Dataset listings of figures:
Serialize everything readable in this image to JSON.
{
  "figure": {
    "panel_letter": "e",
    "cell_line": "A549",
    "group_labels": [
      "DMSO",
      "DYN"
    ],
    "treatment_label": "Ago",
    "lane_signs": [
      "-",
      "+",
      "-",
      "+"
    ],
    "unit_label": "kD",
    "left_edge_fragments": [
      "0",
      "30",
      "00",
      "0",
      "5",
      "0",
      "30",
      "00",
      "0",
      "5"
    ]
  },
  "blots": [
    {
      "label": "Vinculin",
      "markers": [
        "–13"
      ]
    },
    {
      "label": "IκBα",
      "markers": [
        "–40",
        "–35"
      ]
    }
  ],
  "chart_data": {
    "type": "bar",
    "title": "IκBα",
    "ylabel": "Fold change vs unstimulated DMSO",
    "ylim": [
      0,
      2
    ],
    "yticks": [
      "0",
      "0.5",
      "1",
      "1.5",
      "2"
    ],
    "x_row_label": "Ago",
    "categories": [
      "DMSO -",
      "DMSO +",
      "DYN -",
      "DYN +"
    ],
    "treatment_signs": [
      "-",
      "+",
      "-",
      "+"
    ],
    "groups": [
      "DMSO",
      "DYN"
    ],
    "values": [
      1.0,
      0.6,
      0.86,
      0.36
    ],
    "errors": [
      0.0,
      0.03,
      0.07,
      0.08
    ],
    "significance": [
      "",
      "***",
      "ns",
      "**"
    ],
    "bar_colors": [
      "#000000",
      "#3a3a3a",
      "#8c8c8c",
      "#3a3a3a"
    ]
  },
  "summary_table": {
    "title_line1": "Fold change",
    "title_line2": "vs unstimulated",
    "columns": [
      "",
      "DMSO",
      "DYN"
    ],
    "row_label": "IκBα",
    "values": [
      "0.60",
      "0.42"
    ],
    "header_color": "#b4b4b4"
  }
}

> [Written exercise]: Reproduce all data above, unchanged.

> [Output]:
Serialize everything readable in this image to JSON.
{
  "figure": {
    "panel_letter": "e",
    "cell_line": "A549",
    "group_labels": [
      "DMSO",
      "DYN"
    ],
    "treatment_label": "Ago",
    "lane_signs": [
      "-",
      "+",
      "-",
      "+"
    ],
    "unit_label": "kD",
    "left_edge_fragments": [
      "0",
      "30",
      "00",
      "0",
      "5",
      "0",
      "30",
      "00",
      "0",
      "5"
    ]
  },
  "blots": [
    {
      "label": "Vinculin",
      "markers": [
        "–13"
      ]
    },
    {
      "label": "IκBα",
      "markers": [
        "–40",
        "–35"
      ]
    }
  ],
  "chart_data": {
    "type": "bar",
    "title": "IκBα",
    "ylabel": "Fold change vs unstimulated DMSO",
    "ylim": [
      0,
      2
    ],
    "yticks": [
      "0",
      "0.5",
      "1",
      "1.5",
      "2"
    ],
    "x_row_label": "Ago",
    "categories": [
      "DMSO -",
      "DMSO +",
      "DYN -",
      "DYN +"
    ],
    "treatment_signs": [
      "-",
      "+",
      "-",
      "+"
    ],
    "groups": [
      "DMSO",
      "DYN"
    ],
    "values": [
      1.0,
      0.6,
      0.86,
      0.36
    ],
    "errors": [
      0.0,
      0.03,
      0.07,
      0.08
    ],
    "significance": [
      "",
      "***",
      "ns",
      "**"
    ],
    "bar_colors": [
      "#000000",
      "#3a3a3a",
      "#8c8c8c",
      "#3a3a3a"
    ]
  },
  "summary_table": {
    "title_line1": "Fold change",
    "title_line2": "vs unstimulated",
    "columns": [
      "",
      "DMSO",
      "DYN"
    ],
    "row_label": "IκBα",
    "values": [
      "0.60",
      "0.42"
    ],
    "header_color": "#b4b4b4"
  }
}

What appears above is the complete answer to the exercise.